%%
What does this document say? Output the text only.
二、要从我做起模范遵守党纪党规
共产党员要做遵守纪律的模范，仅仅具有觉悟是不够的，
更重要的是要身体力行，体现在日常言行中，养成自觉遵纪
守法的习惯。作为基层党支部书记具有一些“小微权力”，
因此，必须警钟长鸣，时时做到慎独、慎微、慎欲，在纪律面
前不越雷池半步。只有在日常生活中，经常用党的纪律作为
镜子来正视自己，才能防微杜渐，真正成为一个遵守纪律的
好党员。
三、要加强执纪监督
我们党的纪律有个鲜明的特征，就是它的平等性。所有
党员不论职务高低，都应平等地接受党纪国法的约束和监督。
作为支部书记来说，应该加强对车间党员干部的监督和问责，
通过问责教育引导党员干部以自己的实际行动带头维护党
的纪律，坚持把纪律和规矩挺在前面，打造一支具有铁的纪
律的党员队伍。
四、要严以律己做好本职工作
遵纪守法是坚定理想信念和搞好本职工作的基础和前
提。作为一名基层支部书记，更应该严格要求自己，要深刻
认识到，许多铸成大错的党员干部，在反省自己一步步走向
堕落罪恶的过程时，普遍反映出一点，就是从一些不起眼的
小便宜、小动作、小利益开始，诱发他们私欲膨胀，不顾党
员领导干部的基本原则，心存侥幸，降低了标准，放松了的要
%%
Required task: Write every line of the material above again, exactly.

Result below:
What does this document say? Output the text only.
二、要从我做起模范遵守党纪党规
共产党员要做遵守纪律的模范，仅仅具有觉悟是不够的，
更重要的是要身体力行，体现在日常言行中，养成自觉遵纪
守法的习惯。作为基层党支部书记具有一些“小微权力”，
因此，必须警钟长鸣，时时做到慎独、慎微、慎欲，在纪律面
前不越雷池半步。只有在日常生活中，经常用党的纪律作为
镜子来正视自己，才能防微杜渐，真正成为一个遵守纪律的
好党员。
三、要加强执纪监督
我们党的纪律有个鲜明的特征，就是它的平等性。所有
党员不论职务高低，都应平等地接受党纪国法的约束和监督。
作为支部书记来说，应该加强对车间党员干部的监督和问责，
通过问责教育引导党员干部以自己的实际行动带头维护党
的纪律，坚持把纪律和规矩挺在前面，打造一支具有铁的纪
律的党员队伍。
四、要严以律己做好本职工作
遵纪守法是坚定理想信念和搞好本职工作的基础和前
提。作为一名基层支部书记，更应该严格要求自己，要深刻
认识到，许多铸成大错的党员干部，在反省自己一步步走向
堕落罪恶的过程时，普遍反映出一点，就是从一些不起眼的
小便宜、小动作、小利益开始，诱发他们私欲膨胀，不顾党
员领导干部的基本原则，心存侥幸，降低了标准，放松了的要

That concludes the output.